● **Directive**
Provide the records once more, identical to the original.

+ + + + + + +

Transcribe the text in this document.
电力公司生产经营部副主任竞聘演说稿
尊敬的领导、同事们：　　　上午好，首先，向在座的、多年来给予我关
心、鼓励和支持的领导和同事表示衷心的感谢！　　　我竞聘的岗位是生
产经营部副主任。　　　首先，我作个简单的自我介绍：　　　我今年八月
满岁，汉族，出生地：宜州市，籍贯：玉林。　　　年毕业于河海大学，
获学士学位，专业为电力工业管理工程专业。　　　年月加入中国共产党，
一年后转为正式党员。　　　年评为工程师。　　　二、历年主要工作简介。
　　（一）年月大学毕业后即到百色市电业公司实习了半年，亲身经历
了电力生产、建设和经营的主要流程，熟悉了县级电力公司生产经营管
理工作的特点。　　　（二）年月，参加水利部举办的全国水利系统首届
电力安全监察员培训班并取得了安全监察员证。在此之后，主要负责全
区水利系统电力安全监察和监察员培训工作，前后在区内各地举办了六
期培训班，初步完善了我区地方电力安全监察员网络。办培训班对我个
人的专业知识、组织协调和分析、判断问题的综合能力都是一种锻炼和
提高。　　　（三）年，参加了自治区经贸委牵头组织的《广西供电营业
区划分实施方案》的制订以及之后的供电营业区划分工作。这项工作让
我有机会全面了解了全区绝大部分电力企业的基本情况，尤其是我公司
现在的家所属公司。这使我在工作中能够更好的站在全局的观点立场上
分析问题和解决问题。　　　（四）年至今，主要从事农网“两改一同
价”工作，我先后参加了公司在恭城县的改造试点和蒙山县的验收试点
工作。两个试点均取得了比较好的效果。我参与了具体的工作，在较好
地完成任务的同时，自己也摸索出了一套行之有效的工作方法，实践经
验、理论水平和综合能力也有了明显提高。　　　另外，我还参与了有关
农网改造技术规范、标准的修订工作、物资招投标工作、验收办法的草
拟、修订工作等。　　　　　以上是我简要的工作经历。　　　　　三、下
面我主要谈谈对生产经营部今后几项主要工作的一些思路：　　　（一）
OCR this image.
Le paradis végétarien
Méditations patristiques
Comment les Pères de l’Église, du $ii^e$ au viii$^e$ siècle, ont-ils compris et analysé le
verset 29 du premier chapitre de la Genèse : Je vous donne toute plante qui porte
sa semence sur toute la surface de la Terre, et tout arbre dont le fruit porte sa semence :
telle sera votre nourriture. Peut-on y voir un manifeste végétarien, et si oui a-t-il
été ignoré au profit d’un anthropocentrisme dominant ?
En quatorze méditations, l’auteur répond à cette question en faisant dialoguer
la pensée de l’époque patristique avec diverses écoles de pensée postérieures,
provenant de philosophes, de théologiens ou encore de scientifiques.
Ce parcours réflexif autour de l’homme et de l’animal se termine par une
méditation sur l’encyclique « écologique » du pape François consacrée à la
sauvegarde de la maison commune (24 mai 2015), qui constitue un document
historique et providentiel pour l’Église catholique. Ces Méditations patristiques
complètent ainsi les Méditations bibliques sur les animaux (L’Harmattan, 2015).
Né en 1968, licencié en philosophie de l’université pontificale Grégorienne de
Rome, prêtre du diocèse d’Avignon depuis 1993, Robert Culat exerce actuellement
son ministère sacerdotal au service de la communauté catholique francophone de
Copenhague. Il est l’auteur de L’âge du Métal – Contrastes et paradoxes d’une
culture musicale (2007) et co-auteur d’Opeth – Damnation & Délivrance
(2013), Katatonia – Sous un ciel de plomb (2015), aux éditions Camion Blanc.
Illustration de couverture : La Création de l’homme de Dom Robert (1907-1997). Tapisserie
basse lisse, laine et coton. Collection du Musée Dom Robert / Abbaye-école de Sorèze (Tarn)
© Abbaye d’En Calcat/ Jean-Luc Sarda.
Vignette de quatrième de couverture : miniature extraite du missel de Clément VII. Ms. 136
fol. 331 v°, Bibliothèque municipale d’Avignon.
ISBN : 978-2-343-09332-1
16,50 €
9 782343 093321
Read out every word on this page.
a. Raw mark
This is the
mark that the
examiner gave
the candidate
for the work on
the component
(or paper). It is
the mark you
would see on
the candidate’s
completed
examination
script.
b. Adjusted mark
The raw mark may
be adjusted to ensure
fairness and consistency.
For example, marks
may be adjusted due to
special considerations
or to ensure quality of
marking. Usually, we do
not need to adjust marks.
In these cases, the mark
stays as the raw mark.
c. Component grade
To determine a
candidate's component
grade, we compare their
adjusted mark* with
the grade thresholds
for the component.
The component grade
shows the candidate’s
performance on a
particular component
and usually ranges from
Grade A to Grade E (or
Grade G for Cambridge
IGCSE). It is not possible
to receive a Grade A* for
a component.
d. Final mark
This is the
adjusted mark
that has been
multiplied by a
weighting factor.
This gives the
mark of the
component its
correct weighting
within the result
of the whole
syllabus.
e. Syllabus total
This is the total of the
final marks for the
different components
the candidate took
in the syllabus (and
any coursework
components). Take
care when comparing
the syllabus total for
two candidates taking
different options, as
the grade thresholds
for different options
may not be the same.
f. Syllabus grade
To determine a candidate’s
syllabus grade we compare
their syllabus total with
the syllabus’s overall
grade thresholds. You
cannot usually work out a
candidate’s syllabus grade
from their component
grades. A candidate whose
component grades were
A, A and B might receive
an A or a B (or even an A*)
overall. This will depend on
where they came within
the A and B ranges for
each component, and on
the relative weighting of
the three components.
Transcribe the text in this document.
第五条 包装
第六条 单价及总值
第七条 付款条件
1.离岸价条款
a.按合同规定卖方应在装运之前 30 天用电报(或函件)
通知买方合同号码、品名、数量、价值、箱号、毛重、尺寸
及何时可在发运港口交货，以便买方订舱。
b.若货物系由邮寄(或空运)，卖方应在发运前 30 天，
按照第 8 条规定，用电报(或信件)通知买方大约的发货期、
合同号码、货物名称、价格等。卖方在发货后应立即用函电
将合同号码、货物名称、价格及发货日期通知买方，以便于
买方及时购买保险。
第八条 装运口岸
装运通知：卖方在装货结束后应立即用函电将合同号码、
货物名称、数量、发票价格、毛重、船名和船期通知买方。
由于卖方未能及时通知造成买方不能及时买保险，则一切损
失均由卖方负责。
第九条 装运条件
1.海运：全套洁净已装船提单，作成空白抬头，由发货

+ + + + + + +

● **Task solution**
Transcribe the text in this document.
电力公司生产经营部副主任竞聘演说稿
尊敬的领导、同事们：　　　上午好，首先，向在座的、多年来给予我关
心、鼓励和支持的领导和同事表示衷心的感谢！　　　我竞聘的岗位是生
产经营部副主任。　　　首先，我作个简单的自我介绍：　　　我今年八月
满岁，汉族，出生地：宜州市，籍贯：玉林。　　　年毕业于河海大学，
获学士学位，专业为电力工业管理工程专业。　　　年月加入中国共产党，
一年后转为正式党员。　　　年评为工程师。　　　二、历年主要工作简介。
　　（一）年月大学毕业后即到百色市电业公司实习了半年，亲身经历
了电力生产、建设和经营的主要流程，熟悉了县级电力公司生产经营管
理工作的特点。　　　（二）年月，参加水利部举办的全国水利系统首届
电力安全监察员培训班并取得了安全监察员证。在此之后，主要负责全
区水利系统电力安全监察和监察员培训工作，前后在区内各地举办了六
期培训班，初步完善了我区地方电力安全监察员网络。办培训班对我个
人的专业知识、组织协调和分析、判断问题的综合能力都是一种锻炼和
提高。　　　（三）年，参加了自治区经贸委牵头组织的《广西供电营业
区划分实施方案》的制订以及之后的供电营业区划分工作。这项工作让
我有机会全面了解了全区绝大部分电力企业的基本情况，尤其是我公司
现在的家所属公司。这使我在工作中能够更好的站在全局的观点立场上
分析问题和解决问题。　　　（四）年至今，主要从事农网“两改一同
价”工作，我先后参加了公司在恭城县的改造试点和蒙山县的验收试点
工作。两个试点均取得了比较好的效果。我参与了具体的工作，在较好
地完成任务的同时，自己也摸索出了一套行之有效的工作方法，实践经
验、理论水平和综合能力也有了明显提高。　　　另外，我还参与了有关
农网改造技术规范、标准的修订工作、物资招投标工作、验收办法的草
拟、修订工作等。　　　　　以上是我简要的工作经历。　　　　　三、下
面我主要谈谈对生产经营部今后几项主要工作的一些思路：　　　（一）
OCR this image.
Le paradis végétarien
Méditations patristiques
Comment les Pères de l’Église, du $ii^e$ au viii$^e$ siècle, ont-ils compris et analysé le
verset 29 du premier chapitre de la Genèse : Je vous donne toute plante qui porte
sa semence sur toute la surface de la Terre, et tout arbre dont le fruit porte sa semence :
telle sera votre nourriture. Peut-on y voir un manifeste végétarien, et si oui a-t-il
été ignoré au profit d’un anthropocentrisme dominant ?
En quatorze méditations, l’auteur répond à cette question en faisant dialoguer
la pensée de l’époque patristique avec diverses écoles de pensée postérieures,
provenant de philosophes, de théologiens ou encore de scientifiques.
Ce parcours réflexif autour de l’homme et de l’animal se termine par une
méditation sur l’encyclique « écologique » du pape François consacrée à la
sauvegarde de la maison commune (24 mai 2015), qui constitue un document
historique et providentiel pour l’Église catholique. Ces Méditations patristiques
complètent ainsi les Méditations bibliques sur les animaux (L’Harmattan, 2015).
Né en 1968, licencié en philosophie de l’université pontificale Grégorienne de
Rome, prêtre du diocèse d’Avignon depuis 1993, Robert Culat exerce actuellement
son ministère sacerdotal au service de la communauté catholique francophone de
Copenhague. Il est l’auteur de L’âge du Métal – Contrastes et paradoxes d’une
culture musicale (2007) et co-auteur d’Opeth – Damnation & Délivrance
(2013), Katatonia – Sous un ciel de plomb (2015), aux éditions Camion Blanc.
Illustration de couverture : La Création de l’homme de Dom Robert (1907-1997). Tapisserie
basse lisse, laine et coton. Collection du Musée Dom Robert / Abbaye-école de Sorèze (Tarn)
© Abbaye d’En Calcat/ Jean-Luc Sarda.
Vignette de quatrième de couverture : miniature extraite du missel de Clément VII. Ms. 136
fol. 331 v°, Bibliothèque municipale d’Avignon.
ISBN : 978-2-343-09332-1
16,50 €
9 782343 093321
Read out every word on this page.
a. Raw mark
This is the
mark that the
examiner gave
the candidate
for the work on
the component
(or paper). It is
the mark you
would see on
the candidate’s
completed
examination
script.
b. Adjusted mark
The raw mark may
be adjusted to ensure
fairness and consistency.
For example, marks
may be adjusted due to
special considerations
or to ensure quality of
marking. Usually, we do
not need to adjust marks.
In these cases, the mark
stays as the raw mark.
c. Component grade
To determine a
candidate's component
grade, we compare their
adjusted mark* with
the grade thresholds
for the component.
The component grade
shows the candidate’s
performance on a
particular component
and usually ranges from
Grade A to Grade E (or
Grade G for Cambridge
IGCSE). It is not possible
to receive a Grade A* for
a component.
d. Final mark
This is the
adjusted mark
that has been
multiplied by a
weighting factor.
This gives the
mark of the
component its
correct weighting
within the result
of the whole
syllabus.
e. Syllabus total
This is the total of the
final marks for the
different components
the candidate took
in the syllabus (and
any coursework
components). Take
care when comparing
the syllabus total for
two candidates taking
different options, as
the grade thresholds
for different options
may not be the same.
f. Syllabus grade
To determine a candidate’s
syllabus grade we compare
their syllabus total with
the syllabus’s overall
grade thresholds. You
cannot usually work out a
candidate’s syllabus grade
from their component
grades. A candidate whose
component grades were
A, A and B might receive
an A or a B (or even an A*)
overall. This will depend on
where they came within
the A and B ranges for
each component, and on
the relative weighting of
the three components.
Transcribe the text in this document.
第五条 包装
第六条 单价及总值
第七条 付款条件
1.离岸价条款
a.按合同规定卖方应在装运之前 30 天用电报(或函件)
通知买方合同号码、品名、数量、价值、箱号、毛重、尺寸
及何时可在发运港口交货，以便买方订舱。
b.若货物系由邮寄(或空运)，卖方应在发运前 30 天，
按照第 8 条规定，用电报(或信件)通知买方大约的发货期、
合同号码、货物名称、价格等。卖方在发货后应立即用函电
将合同号码、货物名称、价格及发货日期通知买方，以便于
买方及时购买保险。
第八条 装运口岸
装运通知：卖方在装货结束后应立即用函电将合同号码、
货物名称、数量、发票价格、毛重、船名和船期通知买方。
由于卖方未能及时通知造成买方不能及时买保险，则一切损
失均由卖方负责。
第九条 装运条件
1.海运：全套洁净已装船提单，作成空白抬头，由发货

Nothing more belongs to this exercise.